[Input rows start]

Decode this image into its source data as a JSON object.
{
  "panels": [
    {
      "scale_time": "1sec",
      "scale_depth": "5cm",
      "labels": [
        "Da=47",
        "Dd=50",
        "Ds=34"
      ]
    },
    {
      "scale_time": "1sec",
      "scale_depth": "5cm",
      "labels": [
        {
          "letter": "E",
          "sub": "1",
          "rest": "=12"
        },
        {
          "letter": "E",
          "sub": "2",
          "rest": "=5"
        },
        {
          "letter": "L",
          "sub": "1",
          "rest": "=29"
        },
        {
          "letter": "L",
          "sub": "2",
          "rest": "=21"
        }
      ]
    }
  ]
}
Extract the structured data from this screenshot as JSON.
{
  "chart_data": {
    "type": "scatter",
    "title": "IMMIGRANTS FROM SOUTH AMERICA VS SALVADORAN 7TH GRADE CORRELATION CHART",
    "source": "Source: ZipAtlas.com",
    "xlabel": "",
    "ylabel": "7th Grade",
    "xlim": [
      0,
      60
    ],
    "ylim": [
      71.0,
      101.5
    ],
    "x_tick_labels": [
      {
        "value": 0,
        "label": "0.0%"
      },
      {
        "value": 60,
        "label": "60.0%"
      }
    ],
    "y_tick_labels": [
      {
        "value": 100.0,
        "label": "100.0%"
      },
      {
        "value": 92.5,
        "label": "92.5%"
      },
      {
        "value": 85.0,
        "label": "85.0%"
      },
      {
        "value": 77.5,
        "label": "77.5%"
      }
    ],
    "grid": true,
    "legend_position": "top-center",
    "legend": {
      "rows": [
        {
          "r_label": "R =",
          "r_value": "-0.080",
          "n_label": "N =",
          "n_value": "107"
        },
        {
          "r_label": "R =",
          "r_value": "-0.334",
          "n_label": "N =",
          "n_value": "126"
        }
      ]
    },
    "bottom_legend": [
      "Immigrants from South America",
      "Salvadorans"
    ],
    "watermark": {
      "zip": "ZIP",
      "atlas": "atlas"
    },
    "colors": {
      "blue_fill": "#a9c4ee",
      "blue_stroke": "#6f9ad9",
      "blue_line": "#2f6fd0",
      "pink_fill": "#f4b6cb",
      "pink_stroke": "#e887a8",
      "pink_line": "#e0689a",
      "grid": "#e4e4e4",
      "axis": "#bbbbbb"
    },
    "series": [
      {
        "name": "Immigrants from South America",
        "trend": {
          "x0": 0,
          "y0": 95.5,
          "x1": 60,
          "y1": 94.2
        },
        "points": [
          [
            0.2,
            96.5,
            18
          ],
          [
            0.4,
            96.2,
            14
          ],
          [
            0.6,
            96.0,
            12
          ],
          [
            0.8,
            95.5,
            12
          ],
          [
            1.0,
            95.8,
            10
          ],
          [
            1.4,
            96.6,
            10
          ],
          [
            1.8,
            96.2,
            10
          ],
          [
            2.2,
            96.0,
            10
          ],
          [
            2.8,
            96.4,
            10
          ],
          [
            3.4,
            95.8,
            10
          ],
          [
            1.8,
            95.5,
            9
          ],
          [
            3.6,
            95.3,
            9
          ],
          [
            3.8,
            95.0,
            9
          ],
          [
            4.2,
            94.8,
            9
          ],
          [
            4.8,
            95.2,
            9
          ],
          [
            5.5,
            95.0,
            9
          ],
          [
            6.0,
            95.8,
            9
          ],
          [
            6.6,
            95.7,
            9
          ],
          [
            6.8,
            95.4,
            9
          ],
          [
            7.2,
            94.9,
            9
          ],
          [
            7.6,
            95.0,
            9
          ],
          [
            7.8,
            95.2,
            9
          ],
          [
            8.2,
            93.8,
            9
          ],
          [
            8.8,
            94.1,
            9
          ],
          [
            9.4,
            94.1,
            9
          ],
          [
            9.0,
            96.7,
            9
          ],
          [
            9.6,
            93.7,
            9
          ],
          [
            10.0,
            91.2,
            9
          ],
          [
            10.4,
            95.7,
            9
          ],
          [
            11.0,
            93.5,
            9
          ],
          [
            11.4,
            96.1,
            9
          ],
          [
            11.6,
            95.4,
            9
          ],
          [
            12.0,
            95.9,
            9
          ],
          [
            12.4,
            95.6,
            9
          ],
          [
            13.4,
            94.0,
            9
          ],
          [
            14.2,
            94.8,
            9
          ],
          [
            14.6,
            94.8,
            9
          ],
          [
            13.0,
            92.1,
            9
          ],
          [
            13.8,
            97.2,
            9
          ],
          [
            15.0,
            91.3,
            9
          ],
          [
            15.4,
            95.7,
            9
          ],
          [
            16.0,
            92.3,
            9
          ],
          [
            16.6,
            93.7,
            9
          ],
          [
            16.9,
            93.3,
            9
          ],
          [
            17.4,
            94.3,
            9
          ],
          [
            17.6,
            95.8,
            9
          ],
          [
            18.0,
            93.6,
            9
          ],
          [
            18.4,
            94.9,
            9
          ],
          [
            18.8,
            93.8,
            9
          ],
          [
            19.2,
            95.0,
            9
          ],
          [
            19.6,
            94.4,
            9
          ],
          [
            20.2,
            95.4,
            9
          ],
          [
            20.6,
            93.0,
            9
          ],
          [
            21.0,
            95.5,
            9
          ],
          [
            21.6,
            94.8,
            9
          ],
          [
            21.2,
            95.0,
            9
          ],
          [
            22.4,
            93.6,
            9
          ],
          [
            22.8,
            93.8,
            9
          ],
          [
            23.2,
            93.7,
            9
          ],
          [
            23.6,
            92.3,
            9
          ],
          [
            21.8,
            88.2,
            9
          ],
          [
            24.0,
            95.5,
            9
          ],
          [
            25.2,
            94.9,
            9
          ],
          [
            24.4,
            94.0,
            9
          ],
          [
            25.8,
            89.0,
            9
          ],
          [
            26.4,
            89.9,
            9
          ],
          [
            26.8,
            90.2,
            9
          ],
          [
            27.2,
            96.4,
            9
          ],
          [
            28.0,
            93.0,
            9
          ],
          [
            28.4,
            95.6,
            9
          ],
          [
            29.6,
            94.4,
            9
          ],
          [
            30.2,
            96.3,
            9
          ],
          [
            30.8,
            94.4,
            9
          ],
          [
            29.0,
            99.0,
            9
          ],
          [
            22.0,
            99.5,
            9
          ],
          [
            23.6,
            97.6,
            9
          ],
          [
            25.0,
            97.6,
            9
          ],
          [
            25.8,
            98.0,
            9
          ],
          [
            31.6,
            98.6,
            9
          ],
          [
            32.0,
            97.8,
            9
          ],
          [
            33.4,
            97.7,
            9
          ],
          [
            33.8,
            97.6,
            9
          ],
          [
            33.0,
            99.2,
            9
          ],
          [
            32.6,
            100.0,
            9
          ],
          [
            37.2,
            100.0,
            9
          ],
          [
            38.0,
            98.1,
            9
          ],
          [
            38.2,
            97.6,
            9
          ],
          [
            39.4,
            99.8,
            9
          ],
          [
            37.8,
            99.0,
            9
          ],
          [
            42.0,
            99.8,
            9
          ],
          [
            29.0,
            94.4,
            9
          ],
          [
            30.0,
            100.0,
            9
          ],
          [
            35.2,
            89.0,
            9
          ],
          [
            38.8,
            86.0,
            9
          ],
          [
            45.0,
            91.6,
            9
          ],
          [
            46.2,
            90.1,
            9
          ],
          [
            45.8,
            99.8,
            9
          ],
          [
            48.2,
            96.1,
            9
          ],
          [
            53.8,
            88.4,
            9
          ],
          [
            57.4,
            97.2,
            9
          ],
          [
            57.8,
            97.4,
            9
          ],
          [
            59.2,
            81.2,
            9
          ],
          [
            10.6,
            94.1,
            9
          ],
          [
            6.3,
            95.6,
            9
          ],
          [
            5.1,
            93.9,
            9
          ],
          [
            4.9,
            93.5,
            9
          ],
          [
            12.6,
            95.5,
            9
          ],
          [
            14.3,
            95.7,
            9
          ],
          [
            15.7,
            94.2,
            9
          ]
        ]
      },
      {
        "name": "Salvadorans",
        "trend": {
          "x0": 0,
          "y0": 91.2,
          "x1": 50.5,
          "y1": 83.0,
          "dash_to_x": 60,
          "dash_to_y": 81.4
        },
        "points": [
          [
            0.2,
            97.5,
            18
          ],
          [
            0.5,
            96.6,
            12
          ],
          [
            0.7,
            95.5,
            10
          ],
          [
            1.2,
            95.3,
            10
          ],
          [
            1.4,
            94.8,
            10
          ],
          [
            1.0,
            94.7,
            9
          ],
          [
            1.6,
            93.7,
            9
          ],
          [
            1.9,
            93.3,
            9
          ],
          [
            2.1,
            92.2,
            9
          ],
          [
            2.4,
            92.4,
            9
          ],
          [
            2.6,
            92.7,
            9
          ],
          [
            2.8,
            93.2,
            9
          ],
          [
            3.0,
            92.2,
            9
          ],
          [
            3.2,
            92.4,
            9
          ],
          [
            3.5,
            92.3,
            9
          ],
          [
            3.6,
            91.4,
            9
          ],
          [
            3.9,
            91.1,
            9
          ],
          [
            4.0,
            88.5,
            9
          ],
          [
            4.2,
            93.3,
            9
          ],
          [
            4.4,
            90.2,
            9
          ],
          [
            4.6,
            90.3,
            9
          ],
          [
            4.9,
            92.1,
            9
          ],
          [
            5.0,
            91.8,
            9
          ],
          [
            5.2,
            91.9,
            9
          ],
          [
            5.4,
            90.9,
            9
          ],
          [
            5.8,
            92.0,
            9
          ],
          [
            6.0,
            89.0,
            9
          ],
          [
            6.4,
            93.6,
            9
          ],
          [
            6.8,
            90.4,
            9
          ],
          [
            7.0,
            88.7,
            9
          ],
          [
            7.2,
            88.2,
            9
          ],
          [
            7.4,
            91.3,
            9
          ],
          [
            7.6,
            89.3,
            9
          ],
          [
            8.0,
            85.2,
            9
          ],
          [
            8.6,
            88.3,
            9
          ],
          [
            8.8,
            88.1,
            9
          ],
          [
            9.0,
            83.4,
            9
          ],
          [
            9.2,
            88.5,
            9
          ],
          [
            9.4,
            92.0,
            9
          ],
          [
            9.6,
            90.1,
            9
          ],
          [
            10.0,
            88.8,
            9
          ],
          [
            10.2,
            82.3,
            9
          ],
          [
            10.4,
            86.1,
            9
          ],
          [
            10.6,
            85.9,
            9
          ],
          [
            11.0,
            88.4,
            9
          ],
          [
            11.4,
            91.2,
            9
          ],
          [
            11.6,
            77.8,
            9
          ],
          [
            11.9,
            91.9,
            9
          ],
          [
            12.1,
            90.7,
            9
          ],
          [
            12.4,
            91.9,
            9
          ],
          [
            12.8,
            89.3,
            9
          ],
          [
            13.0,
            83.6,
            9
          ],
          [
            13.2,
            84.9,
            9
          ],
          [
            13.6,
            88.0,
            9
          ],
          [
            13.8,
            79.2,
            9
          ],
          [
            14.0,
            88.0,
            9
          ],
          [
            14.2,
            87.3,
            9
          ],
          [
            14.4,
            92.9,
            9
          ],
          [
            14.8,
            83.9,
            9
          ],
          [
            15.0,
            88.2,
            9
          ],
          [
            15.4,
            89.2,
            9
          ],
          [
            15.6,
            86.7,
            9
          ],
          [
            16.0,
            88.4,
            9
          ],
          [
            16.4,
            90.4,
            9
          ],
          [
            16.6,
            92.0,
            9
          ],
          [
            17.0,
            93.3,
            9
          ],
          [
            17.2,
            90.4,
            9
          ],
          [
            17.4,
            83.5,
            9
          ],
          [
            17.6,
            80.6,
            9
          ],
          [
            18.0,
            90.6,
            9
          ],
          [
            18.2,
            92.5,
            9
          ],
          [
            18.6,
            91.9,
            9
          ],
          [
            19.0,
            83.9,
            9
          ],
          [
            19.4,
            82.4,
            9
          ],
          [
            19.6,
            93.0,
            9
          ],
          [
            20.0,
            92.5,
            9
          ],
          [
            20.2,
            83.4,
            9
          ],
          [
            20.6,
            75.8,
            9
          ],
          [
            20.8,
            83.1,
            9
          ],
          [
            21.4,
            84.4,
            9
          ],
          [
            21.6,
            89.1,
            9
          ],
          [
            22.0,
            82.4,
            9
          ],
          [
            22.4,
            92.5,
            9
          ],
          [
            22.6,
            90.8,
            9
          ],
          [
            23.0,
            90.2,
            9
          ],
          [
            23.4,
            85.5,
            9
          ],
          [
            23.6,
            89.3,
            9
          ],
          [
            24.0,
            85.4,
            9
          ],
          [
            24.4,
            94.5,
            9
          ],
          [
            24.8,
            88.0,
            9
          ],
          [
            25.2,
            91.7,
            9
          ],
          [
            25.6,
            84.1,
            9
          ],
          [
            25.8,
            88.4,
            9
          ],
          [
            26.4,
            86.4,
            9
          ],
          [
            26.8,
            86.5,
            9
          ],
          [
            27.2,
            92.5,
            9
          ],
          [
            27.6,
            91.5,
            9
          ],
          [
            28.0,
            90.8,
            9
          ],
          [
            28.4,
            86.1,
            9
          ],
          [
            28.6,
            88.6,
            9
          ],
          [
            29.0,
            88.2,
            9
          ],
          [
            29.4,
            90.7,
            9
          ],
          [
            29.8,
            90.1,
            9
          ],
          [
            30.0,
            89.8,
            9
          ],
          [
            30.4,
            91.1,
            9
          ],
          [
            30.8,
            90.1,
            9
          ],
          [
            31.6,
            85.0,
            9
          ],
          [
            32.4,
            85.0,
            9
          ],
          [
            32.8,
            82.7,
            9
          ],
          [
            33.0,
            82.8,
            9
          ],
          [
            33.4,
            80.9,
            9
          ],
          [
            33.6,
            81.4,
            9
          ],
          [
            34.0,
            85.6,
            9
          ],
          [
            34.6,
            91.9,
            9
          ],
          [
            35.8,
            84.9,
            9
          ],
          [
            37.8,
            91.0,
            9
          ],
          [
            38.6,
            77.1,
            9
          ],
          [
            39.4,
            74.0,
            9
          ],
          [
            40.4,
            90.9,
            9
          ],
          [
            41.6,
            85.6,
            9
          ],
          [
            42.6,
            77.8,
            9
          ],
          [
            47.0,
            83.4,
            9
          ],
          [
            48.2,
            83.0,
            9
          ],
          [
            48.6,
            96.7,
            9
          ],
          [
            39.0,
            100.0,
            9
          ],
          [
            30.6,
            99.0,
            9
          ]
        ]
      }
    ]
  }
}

[Input rows end]

Instruction:
Using the records above, gather all lines where the string "source" is present.

Written response:
Decode this image into its source data as a JSON object.
    "source": "Source: ZipAtlas.com",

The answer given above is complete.